Given request: Copy every line of the entries that includes the word "Wpływy".

Stored data:
+ + + +

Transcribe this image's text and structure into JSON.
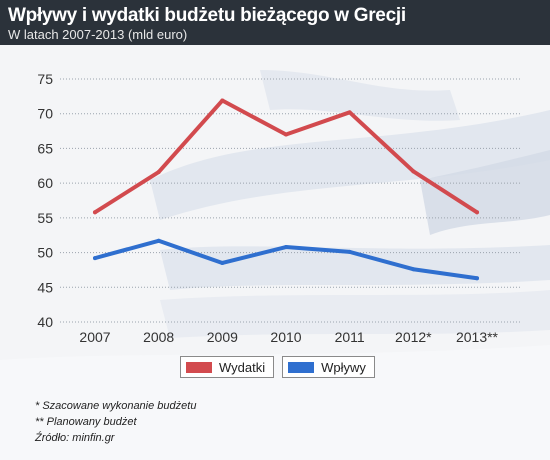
{
  "header": {
    "title": "Wpływy i wydatki budżetu bieżącego w Grecji",
    "subtitle": "W latach 2007-2013 (mld euro)"
  },
  "chart_data": {
    "type": "line",
    "categories": [
      "2007",
      "2008",
      "2009",
      "2010",
      "2011",
      "2012*",
      "2013**"
    ],
    "series": [
      {
        "name": "Wydatki",
        "color": "#d24a4e",
        "values": [
          55.8,
          61.6,
          71.9,
          67.0,
          70.2,
          61.7,
          55.8
        ]
      },
      {
        "name": "Wpływy",
        "color": "#2f6fcf",
        "values": [
          49.2,
          51.7,
          48.5,
          50.8,
          50.1,
          47.6,
          46.3
        ]
      }
    ],
    "yticks": [
      40,
      45,
      50,
      55,
      60,
      65,
      70,
      75
    ],
    "ylim": [
      40,
      75
    ],
    "grid": true,
    "legend_position": "bottom"
  },
  "legend": {
    "items": [
      {
        "label": "Wydatki",
        "color": "#d24a4e"
      },
      {
        "label": "Wpływy",
        "color": "#2f6fcf"
      }
    ]
  },
  "notes": {
    "note1": "* Szacowane wykonanie budżetu",
    "note2": "** Planowany budżet",
    "source": "Źródło: minfin.gr"
  }
}
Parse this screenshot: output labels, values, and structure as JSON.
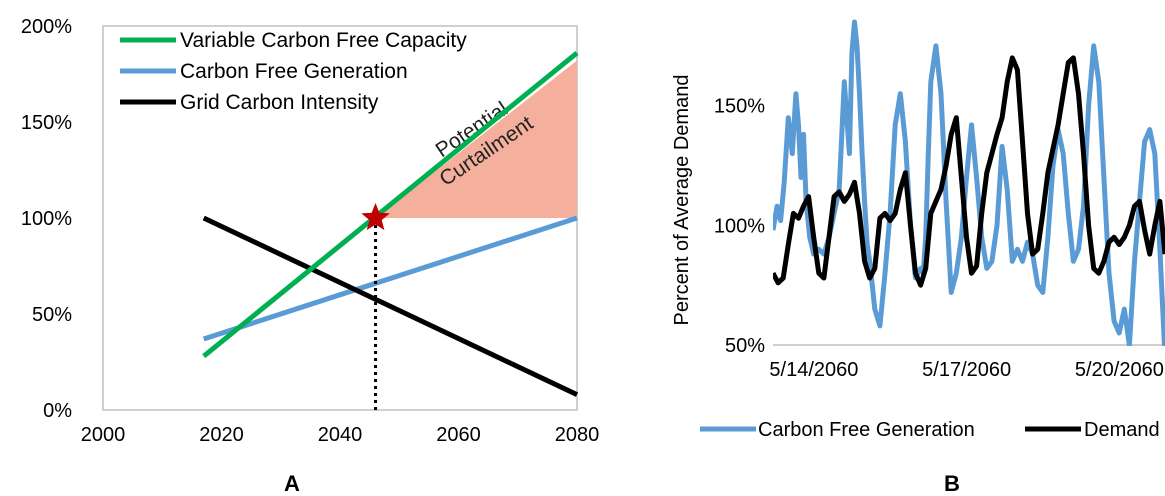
{
  "chart_data": [
    {
      "type": "line",
      "panel_label": "A",
      "xlim": [
        2000,
        2080
      ],
      "ylim": [
        0,
        2
      ],
      "x_ticks": [
        "2000",
        "2020",
        "2040",
        "2060",
        "2080"
      ],
      "y_ticks": [
        "0%",
        "50%",
        "100%",
        "150%",
        "200%"
      ],
      "series": [
        {
          "name": "Variable Carbon Free Capacity",
          "color": "#00b050",
          "x": [
            2017,
            2080
          ],
          "y": [
            0.28,
            1.86
          ]
        },
        {
          "name": "Carbon Free Generation",
          "color": "#5b9bd5",
          "x": [
            2017,
            2080
          ],
          "y": [
            0.37,
            1.0
          ]
        },
        {
          "name": "Grid Carbon Intensity",
          "color": "#000000",
          "x": [
            2017,
            2080
          ],
          "y": [
            1.0,
            0.08
          ]
        }
      ],
      "shaded_region": {
        "label_line1": "Potential",
        "label_line2": "Curtailment",
        "color": "#f4b09c",
        "x": [
          2046,
          2080
        ],
        "y_bottom": 1.0,
        "y_top_start": 1.0,
        "y_top_end": 1.82
      },
      "marker": {
        "x": 2046,
        "y": 1.0,
        "color": "#c00000",
        "shape": "star"
      },
      "dotted_line": {
        "x": 2046,
        "y_from": 0,
        "y_to": 1.0
      },
      "grid": false,
      "legend_position": "top-left"
    },
    {
      "type": "line",
      "panel_label": "B",
      "ylabel": "Percent of Average Demand",
      "ylim": [
        0.5,
        1.9
      ],
      "y_ticks": [
        "50%",
        "100%",
        "150%"
      ],
      "x_ticks": [
        "5/14/2060",
        "5/17/2060",
        "5/20/2060"
      ],
      "xlim": [
        0,
        7.7
      ],
      "series": [
        {
          "name": "Carbon Free Generation",
          "color": "#5b9bd5",
          "x": [
            0,
            0.08,
            0.15,
            0.22,
            0.3,
            0.38,
            0.45,
            0.5,
            0.55,
            0.6,
            0.65,
            0.72,
            0.8,
            0.9,
            1.0,
            1.1,
            1.2,
            1.3,
            1.4,
            1.5,
            1.55,
            1.6,
            1.65,
            1.7,
            1.75,
            1.8,
            1.85,
            1.9,
            2.0,
            2.1,
            2.2,
            2.3,
            2.4,
            2.5,
            2.6,
            2.7,
            2.8,
            2.9,
            2.95,
            3.0,
            3.05,
            3.1,
            3.2,
            3.3,
            3.4,
            3.5,
            3.6,
            3.7,
            3.8,
            3.9,
            4.0,
            4.1,
            4.2,
            4.3,
            4.4,
            4.5,
            4.6,
            4.7,
            4.8,
            4.9,
            5.0,
            5.1,
            5.2,
            5.3,
            5.4,
            5.5,
            5.6,
            5.7,
            5.8,
            5.9,
            6.0,
            6.1,
            6.2,
            6.3,
            6.4,
            6.5,
            6.6,
            6.7,
            6.8,
            6.9,
            7.0,
            7.1,
            7.2,
            7.3,
            7.4,
            7.5,
            7.6,
            7.7
          ],
          "y": [
            0.98,
            1.08,
            1.02,
            1.18,
            1.45,
            1.3,
            1.55,
            1.42,
            1.2,
            1.38,
            1.1,
            0.95,
            0.88,
            0.9,
            0.88,
            0.95,
            1.05,
            1.15,
            1.6,
            1.3,
            1.72,
            1.85,
            1.75,
            1.55,
            1.3,
            1.1,
            0.92,
            0.85,
            0.65,
            0.58,
            0.8,
            1.05,
            1.42,
            1.55,
            1.35,
            1.0,
            0.78,
            0.82,
            0.8,
            0.95,
            1.3,
            1.6,
            1.75,
            1.55,
            1.1,
            0.72,
            0.8,
            0.95,
            1.2,
            1.42,
            1.2,
            0.95,
            0.82,
            0.85,
            1.0,
            1.33,
            1.15,
            0.85,
            0.9,
            0.85,
            0.93,
            0.88,
            0.75,
            0.72,
            0.95,
            1.25,
            1.4,
            1.3,
            1.05,
            0.85,
            0.9,
            1.08,
            1.5,
            1.75,
            1.6,
            1.2,
            0.8,
            0.6,
            0.55,
            0.65,
            0.5,
            0.85,
            1.1,
            1.35,
            1.4,
            1.3,
            0.9,
            0.45
          ]
        },
        {
          "name": "Demand",
          "color": "#000000",
          "x": [
            0,
            0.1,
            0.2,
            0.3,
            0.4,
            0.5,
            0.6,
            0.7,
            0.8,
            0.9,
            1.0,
            1.1,
            1.2,
            1.3,
            1.4,
            1.5,
            1.6,
            1.7,
            1.8,
            1.9,
            2.0,
            2.1,
            2.2,
            2.3,
            2.4,
            2.5,
            2.6,
            2.7,
            2.8,
            2.9,
            3.0,
            3.1,
            3.2,
            3.3,
            3.4,
            3.5,
            3.6,
            3.7,
            3.8,
            3.9,
            4.0,
            4.1,
            4.2,
            4.3,
            4.4,
            4.5,
            4.6,
            4.7,
            4.8,
            4.9,
            5.0,
            5.1,
            5.2,
            5.3,
            5.4,
            5.5,
            5.6,
            5.7,
            5.8,
            5.9,
            6.0,
            6.1,
            6.2,
            6.3,
            6.4,
            6.5,
            6.6,
            6.7,
            6.8,
            6.9,
            7.0,
            7.1,
            7.2,
            7.3,
            7.4,
            7.5,
            7.6,
            7.7
          ],
          "y": [
            0.8,
            0.76,
            0.78,
            0.92,
            1.05,
            1.03,
            1.08,
            1.12,
            0.95,
            0.8,
            0.78,
            0.95,
            1.12,
            1.14,
            1.1,
            1.13,
            1.18,
            1.05,
            0.85,
            0.78,
            0.82,
            1.03,
            1.05,
            1.02,
            1.05,
            1.15,
            1.22,
            1.0,
            0.8,
            0.75,
            0.82,
            1.05,
            1.1,
            1.15,
            1.25,
            1.38,
            1.45,
            1.2,
            0.95,
            0.8,
            0.83,
            1.05,
            1.22,
            1.3,
            1.38,
            1.45,
            1.6,
            1.7,
            1.65,
            1.35,
            1.05,
            0.88,
            0.9,
            1.05,
            1.22,
            1.32,
            1.42,
            1.55,
            1.68,
            1.7,
            1.55,
            1.3,
            1.0,
            0.82,
            0.8,
            0.85,
            0.93,
            0.95,
            0.92,
            0.95,
            1.0,
            1.08,
            1.1,
            0.98,
            0.88,
            1.0,
            1.1,
            0.88
          ]
        }
      ],
      "grid": false,
      "legend_position": "bottom"
    }
  ]
}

+ + + +

Worked answer:
    "title": "Wpływy i wydatki budżetu bieżącego w Grecji",
        "name": "Wpływy",
        "label": "Wpływy",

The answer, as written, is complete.